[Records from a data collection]
--------------------------------------------------

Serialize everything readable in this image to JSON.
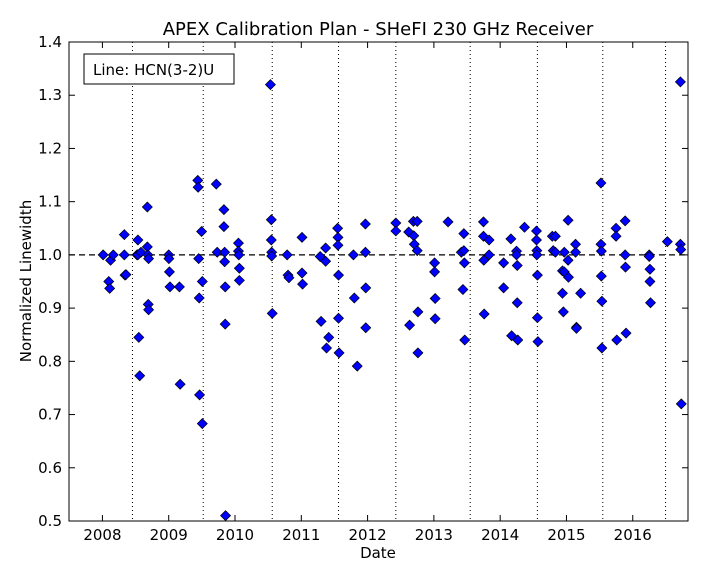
{
  "chart_data": {
    "type": "scatter",
    "title": "APEX Calibration Plan - SHeFI 230 GHz Receiver",
    "xlabel": "Date",
    "ylabel": "Normalized Linewidth",
    "legend_text": "Line: HCN(3-2)U",
    "legend_placement": "top-left",
    "x_axis": "date",
    "xlim": [
      "2007-07-01",
      "2016-11-01"
    ],
    "ylim": [
      0.5,
      1.4
    ],
    "xticks": [
      "2008",
      "2009",
      "2010",
      "2011",
      "2012",
      "2013",
      "2014",
      "2015",
      "2016"
    ],
    "yticks": [
      "0.5",
      "0.6",
      "0.7",
      "0.8",
      "0.9",
      "1.0",
      "1.1",
      "1.2",
      "1.3",
      "1.4"
    ],
    "reference_line": {
      "y": 1.0,
      "style": "dashed"
    },
    "vertical_dotted_lines": [
      "2008-06-15",
      "2009-07-10",
      "2010-07-25",
      "2011-07-25",
      "2012-06-05",
      "2013-07-20",
      "2014-07-25",
      "2015-07-20",
      "2016-06-30"
    ],
    "marker_color": "#0000ff",
    "marker_edge_color": "#000000",
    "series": [
      {
        "points": [
          [
            "2008-01-05",
            1.0
          ],
          [
            "2008-02-05",
            0.95
          ],
          [
            "2008-02-10",
            0.937
          ],
          [
            "2008-02-15",
            0.99
          ],
          [
            "2008-03-01",
            1.0
          ],
          [
            "2008-05-01",
            1.038
          ],
          [
            "2008-05-01",
            1.0
          ],
          [
            "2008-05-05",
            0.962
          ],
          [
            "2008-05-10",
            0.963
          ],
          [
            "2008-07-10",
            1.0
          ],
          [
            "2008-07-15",
            1.028
          ],
          [
            "2008-07-15",
            1.0
          ],
          [
            "2008-07-20",
            0.845
          ],
          [
            "2008-07-25",
            0.773
          ],
          [
            "2008-08-01",
            1.005
          ],
          [
            "2008-09-05",
            1.09
          ],
          [
            "2008-09-05",
            1.015
          ],
          [
            "2008-09-08",
            1.0
          ],
          [
            "2008-09-10",
            0.907
          ],
          [
            "2008-09-12",
            0.897
          ],
          [
            "2008-09-12",
            0.993
          ],
          [
            "2009-01-01",
            1.0
          ],
          [
            "2009-01-02",
            0.993
          ],
          [
            "2009-01-05",
            0.968
          ],
          [
            "2009-01-08",
            0.94
          ],
          [
            "2009-03-01",
            0.94
          ],
          [
            "2009-03-05",
            0.757
          ],
          [
            "2009-06-10",
            1.14
          ],
          [
            "2009-06-12",
            1.127
          ],
          [
            "2009-06-15",
            0.993
          ],
          [
            "2009-06-18",
            0.919
          ],
          [
            "2009-06-20",
            0.737
          ],
          [
            "2009-07-01",
            1.044
          ],
          [
            "2009-07-05",
            0.683
          ],
          [
            "2009-07-05",
            0.95
          ],
          [
            "2009-09-20",
            1.133
          ],
          [
            "2009-09-25",
            1.005
          ],
          [
            "2009-11-01",
            1.085
          ],
          [
            "2009-11-01",
            1.053
          ],
          [
            "2009-11-05",
            1.005
          ],
          [
            "2009-11-05",
            0.987
          ],
          [
            "2009-11-08",
            0.94
          ],
          [
            "2009-11-08",
            0.87
          ],
          [
            "2009-11-10",
            0.51
          ],
          [
            "2010-01-20",
            1.022
          ],
          [
            "2010-01-20",
            1.007
          ],
          [
            "2010-01-22",
            1.0
          ],
          [
            "2010-01-25",
            0.975
          ],
          [
            "2010-01-25",
            0.952
          ],
          [
            "2010-07-15",
            1.32
          ],
          [
            "2010-07-20",
            1.066
          ],
          [
            "2010-07-20",
            1.028
          ],
          [
            "2010-07-22",
            1.005
          ],
          [
            "2010-07-22",
            0.998
          ],
          [
            "2010-07-25",
            0.89
          ],
          [
            "2010-10-15",
            1.0
          ],
          [
            "2010-10-20",
            0.962
          ],
          [
            "2010-10-25",
            0.957
          ],
          [
            "2011-01-05",
            1.033
          ],
          [
            "2011-01-05",
            0.966
          ],
          [
            "2011-01-08",
            0.945
          ],
          [
            "2011-04-15",
            0.997
          ],
          [
            "2011-04-20",
            0.875
          ],
          [
            "2011-05-15",
            1.013
          ],
          [
            "2011-05-15",
            0.988
          ],
          [
            "2011-05-20",
            0.825
          ],
          [
            "2011-06-01",
            0.845
          ],
          [
            "2011-07-20",
            1.05
          ],
          [
            "2011-07-22",
            1.033
          ],
          [
            "2011-07-22",
            1.018
          ],
          [
            "2011-07-25",
            0.962
          ],
          [
            "2011-07-25",
            0.881
          ],
          [
            "2011-07-28",
            0.816
          ],
          [
            "2011-10-15",
            1.0
          ],
          [
            "2011-10-20",
            0.919
          ],
          [
            "2011-11-05",
            0.791
          ],
          [
            "2011-12-20",
            1.058
          ],
          [
            "2011-12-20",
            1.005
          ],
          [
            "2011-12-22",
            0.938
          ],
          [
            "2011-12-22",
            0.863
          ],
          [
            "2012-06-05",
            1.06
          ],
          [
            "2012-06-05",
            1.045
          ],
          [
            "2012-08-15",
            1.043
          ],
          [
            "2012-08-20",
            0.868
          ],
          [
            "2012-09-10",
            1.063
          ],
          [
            "2012-09-12",
            1.036
          ],
          [
            "2012-09-15",
            1.02
          ],
          [
            "2012-10-01",
            1.063
          ],
          [
            "2012-10-01",
            1.008
          ],
          [
            "2012-10-05",
            0.893
          ],
          [
            "2012-10-05",
            0.816
          ],
          [
            "2013-01-05",
            0.985
          ],
          [
            "2013-01-05",
            0.968
          ],
          [
            "2013-01-08",
            0.918
          ],
          [
            "2013-01-08",
            0.88
          ],
          [
            "2013-03-20",
            1.062
          ],
          [
            "2013-06-01",
            1.005
          ],
          [
            "2013-06-10",
            0.935
          ],
          [
            "2013-06-15",
            1.04
          ],
          [
            "2013-06-15",
            1.008
          ],
          [
            "2013-06-18",
            0.985
          ],
          [
            "2013-06-20",
            0.84
          ],
          [
            "2013-10-01",
            1.062
          ],
          [
            "2013-10-01",
            1.035
          ],
          [
            "2013-10-03",
            0.99
          ],
          [
            "2013-10-05",
            0.889
          ],
          [
            "2013-11-01",
            1.028
          ],
          [
            "2013-11-01",
            1.0
          ],
          [
            "2014-01-20",
            0.985
          ],
          [
            "2014-01-20",
            0.938
          ],
          [
            "2014-03-01",
            1.03
          ],
          [
            "2014-03-05",
            0.848
          ],
          [
            "2014-04-01",
            1.007
          ],
          [
            "2014-04-01",
            1.0
          ],
          [
            "2014-04-05",
            0.98
          ],
          [
            "2014-04-05",
            0.91
          ],
          [
            "2014-04-08",
            0.84
          ],
          [
            "2014-05-15",
            1.052
          ],
          [
            "2014-07-20",
            1.045
          ],
          [
            "2014-07-20",
            1.028
          ],
          [
            "2014-07-22",
            1.008
          ],
          [
            "2014-07-22",
            1.0
          ],
          [
            "2014-07-25",
            0.962
          ],
          [
            "2014-07-25",
            0.882
          ],
          [
            "2014-07-28",
            0.837
          ],
          [
            "2014-10-15",
            1.035
          ],
          [
            "2014-10-20",
            1.008
          ],
          [
            "2014-11-01",
            1.035
          ],
          [
            "2014-11-01",
            1.005
          ],
          [
            "2014-12-10",
            0.97
          ],
          [
            "2014-12-10",
            0.928
          ],
          [
            "2014-12-15",
            0.893
          ],
          [
            "2014-12-20",
            1.005
          ],
          [
            "2014-12-20",
            0.968
          ],
          [
            "2015-01-10",
            1.065
          ],
          [
            "2015-01-10",
            0.99
          ],
          [
            "2015-01-12",
            0.958
          ],
          [
            "2015-02-20",
            1.02
          ],
          [
            "2015-02-20",
            1.005
          ],
          [
            "2015-02-25",
            0.864
          ],
          [
            "2015-02-25",
            0.862
          ],
          [
            "2015-03-20",
            0.928
          ],
          [
            "2015-07-10",
            1.135
          ],
          [
            "2015-07-10",
            1.02
          ],
          [
            "2015-07-12",
            1.007
          ],
          [
            "2015-07-12",
            0.96
          ],
          [
            "2015-07-15",
            0.913
          ],
          [
            "2015-07-15",
            0.825
          ],
          [
            "2015-10-01",
            1.05
          ],
          [
            "2015-10-01",
            1.035
          ],
          [
            "2015-10-05",
            0.84
          ],
          [
            "2015-11-20",
            1.064
          ],
          [
            "2015-11-20",
            1.0
          ],
          [
            "2015-11-22",
            0.977
          ],
          [
            "2015-11-25",
            0.853
          ],
          [
            "2016-04-01",
            1.0
          ],
          [
            "2016-04-01",
            0.997
          ],
          [
            "2016-04-05",
            0.973
          ],
          [
            "2016-04-05",
            0.95
          ],
          [
            "2016-04-08",
            0.91
          ],
          [
            "2016-07-10",
            1.025
          ],
          [
            "2016-09-20",
            1.325
          ],
          [
            "2016-09-20",
            1.02
          ],
          [
            "2016-09-22",
            1.01
          ],
          [
            "2016-09-25",
            0.72
          ]
        ]
      }
    ]
  }
}
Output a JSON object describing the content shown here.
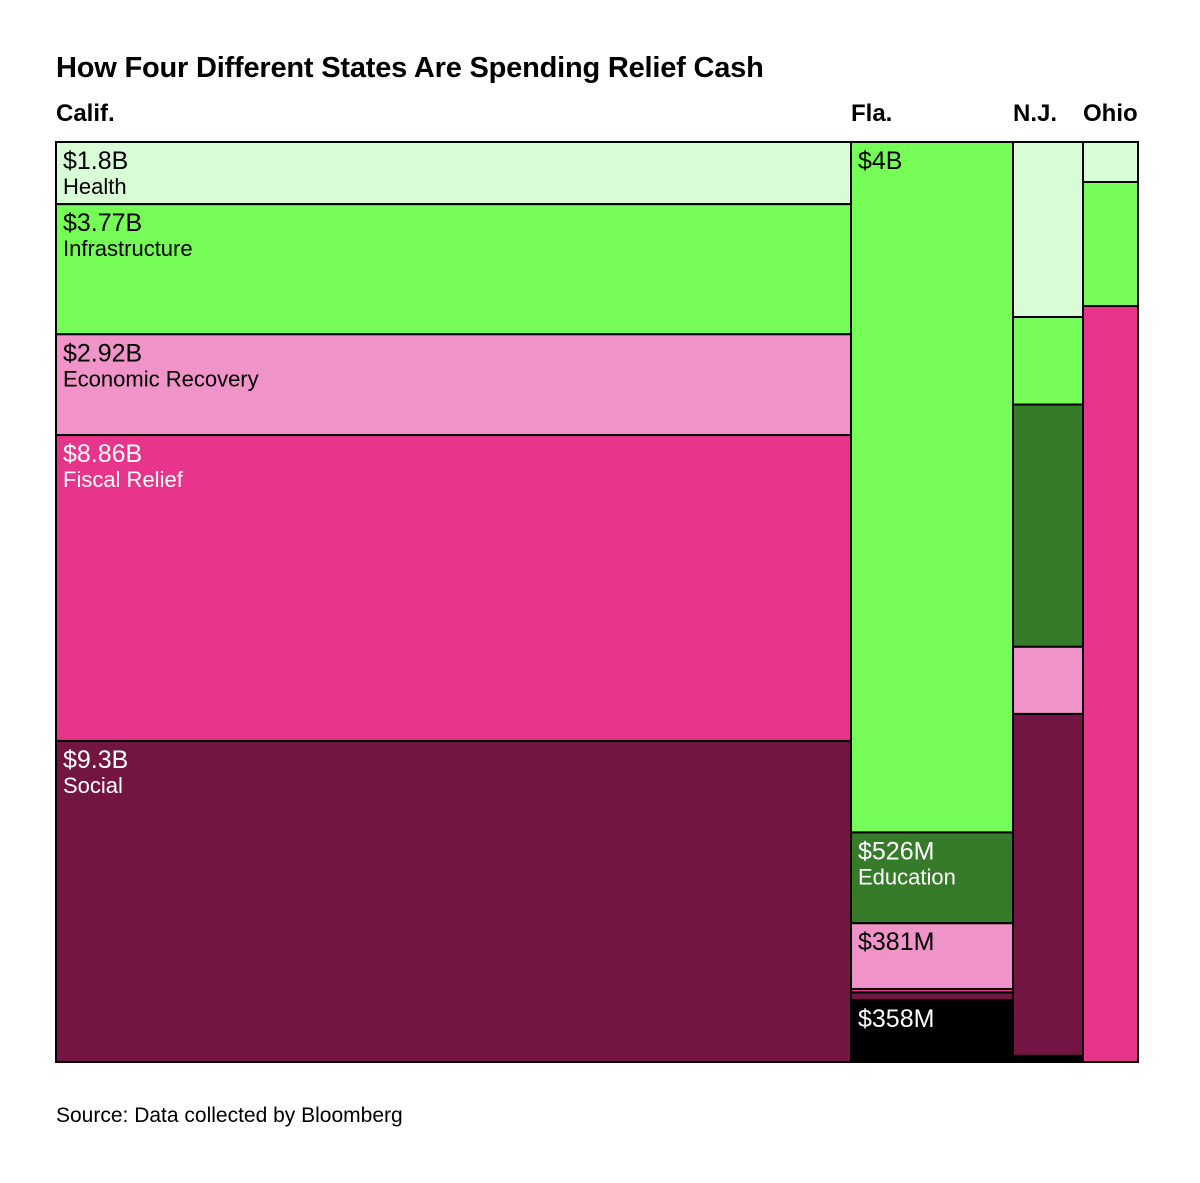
{
  "colors": {
    "Health": "#d8fdd6",
    "Infrastructure": "#76fd58",
    "Economic Recovery": "#ef93c8",
    "Fiscal Relief": "#e9348b",
    "Social": "#721542",
    "Education": "#367b2a",
    "Other": "#000000",
    "outline": "#000000",
    "text_dark": "#000000",
    "text_light": "#ffffff"
  },
  "chart_data": {
    "type": "treemap",
    "title": "How Four Different States Are Spending Relief Cash",
    "source": "Source: Data collected by Bloomberg",
    "unit": "USD billions",
    "states": [
      {
        "name": "Calif.",
        "segments": [
          {
            "category": "Health",
            "value": 1.8,
            "amount_label": "$1.8B",
            "category_label": "Health"
          },
          {
            "category": "Infrastructure",
            "value": 3.77,
            "amount_label": "$3.77B",
            "category_label": "Infrastructure"
          },
          {
            "category": "Economic Recovery",
            "value": 2.92,
            "amount_label": "$2.92B",
            "category_label": "Economic Recovery"
          },
          {
            "category": "Fiscal Relief",
            "value": 8.86,
            "amount_label": "$8.86B",
            "category_label": "Fiscal Relief"
          },
          {
            "category": "Social",
            "value": 9.3,
            "amount_label": "$9.3B",
            "category_label": "Social"
          }
        ]
      },
      {
        "name": "Fla.",
        "segments": [
          {
            "category": "Infrastructure",
            "value": 4.0,
            "amount_label": "$4B",
            "category_label": ""
          },
          {
            "category": "Education",
            "value": 0.526,
            "amount_label": "$526M",
            "category_label": "Education"
          },
          {
            "category": "Economic Recovery",
            "value": 0.381,
            "amount_label": "$381M",
            "category_label": ""
          },
          {
            "category": "Fiscal Relief",
            "value": 0.02,
            "amount_label": "",
            "category_label": ""
          },
          {
            "category": "Social",
            "value": 0.045,
            "amount_label": "",
            "category_label": ""
          },
          {
            "category": "Other",
            "value": 0.358,
            "amount_label": "$358M",
            "category_label": ""
          }
        ]
      },
      {
        "name": "N.J.",
        "segments": [
          {
            "category": "Health",
            "value": 0.86,
            "amount_label": "",
            "category_label": ""
          },
          {
            "category": "Infrastructure",
            "value": 0.43,
            "amount_label": "",
            "category_label": ""
          },
          {
            "category": "Education",
            "value": 1.19,
            "amount_label": "",
            "category_label": ""
          },
          {
            "category": "Economic Recovery",
            "value": 0.33,
            "amount_label": "",
            "category_label": ""
          },
          {
            "category": "Social",
            "value": 1.68,
            "amount_label": "",
            "category_label": ""
          },
          {
            "category": "Other",
            "value": 0.03,
            "amount_label": "",
            "category_label": ""
          }
        ]
      },
      {
        "name": "Ohio",
        "segments": [
          {
            "category": "Health",
            "value": 0.1,
            "amount_label": "",
            "category_label": ""
          },
          {
            "category": "Infrastructure",
            "value": 0.31,
            "amount_label": "",
            "category_label": ""
          },
          {
            "category": "Fiscal Relief",
            "value": 1.89,
            "amount_label": "",
            "category_label": ""
          }
        ]
      }
    ]
  }
}
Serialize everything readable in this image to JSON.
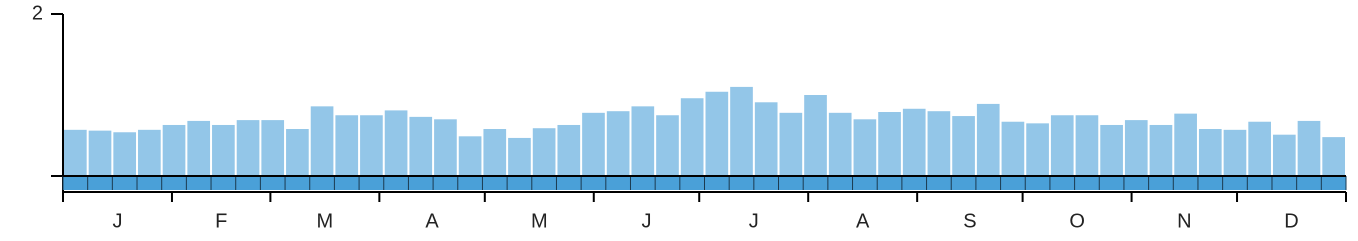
{
  "chart_data": {
    "type": "bar",
    "values": [
      0.57,
      0.56,
      0.54,
      0.57,
      0.63,
      0.68,
      0.63,
      0.69,
      0.69,
      0.58,
      0.86,
      0.75,
      0.75,
      0.81,
      0.73,
      0.7,
      0.49,
      0.58,
      0.47,
      0.59,
      0.63,
      0.78,
      0.8,
      0.86,
      0.75,
      0.96,
      1.04,
      1.1,
      0.91,
      0.78,
      1.0,
      0.78,
      0.7,
      0.79,
      0.83,
      0.8,
      0.74,
      0.89,
      0.67,
      0.65,
      0.75,
      0.75,
      0.63,
      0.69,
      0.63,
      0.77,
      0.58,
      0.57,
      0.67,
      0.51,
      0.68,
      0.48
    ],
    "color": "#93c6e8",
    "month_labels": [
      "J",
      "F",
      "M",
      "A",
      "M",
      "J",
      "J",
      "A",
      "S",
      "O",
      "N",
      "D"
    ],
    "ylim": [
      0,
      2
    ],
    "yticks": [
      2
    ]
  }
}
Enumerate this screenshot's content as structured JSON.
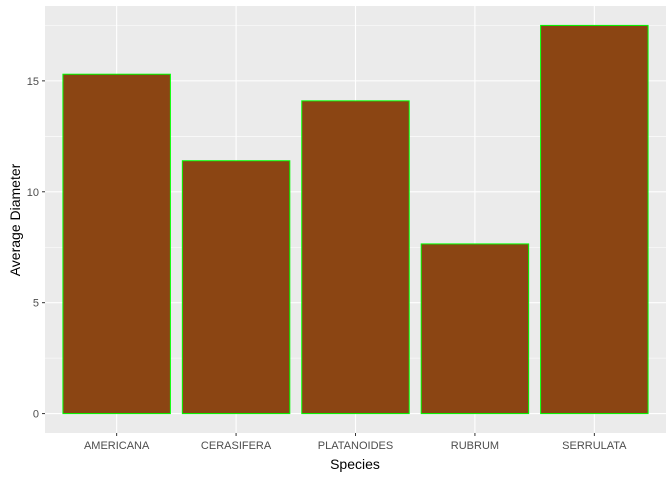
{
  "chart_data": {
    "type": "bar",
    "title": "",
    "xlabel": "Species",
    "ylabel": "Average Diameter",
    "categories": [
      "AMERICANA",
      "CERASIFERA",
      "PLATANOIDES",
      "RUBRUM",
      "SERRULATA"
    ],
    "values": [
      15.3,
      11.4,
      14.1,
      7.65,
      17.5
    ],
    "ylim": [
      -0.875,
      18.375
    ],
    "yticks": [
      0,
      5,
      10,
      15
    ],
    "ytick_labels": [
      "0",
      "5",
      "10",
      "15"
    ],
    "grid": true,
    "legend": "none",
    "colors": {
      "bar_fill": "#8B4513",
      "bar_outline": "#00FF00",
      "panel_background": "#EBEBEB",
      "grid_major": "#FFFFFF",
      "tick_text": "#4D4D4D",
      "tick_mark": "#333333"
    }
  }
}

--------------------------------------------------

> **Required task**
Among the records above, find each line holding the string "type" and pull it out.

> **Answer to this problem**
    "type": "scatter",
    "type": "treemap",
    "type": "bar",
    "type": "bar",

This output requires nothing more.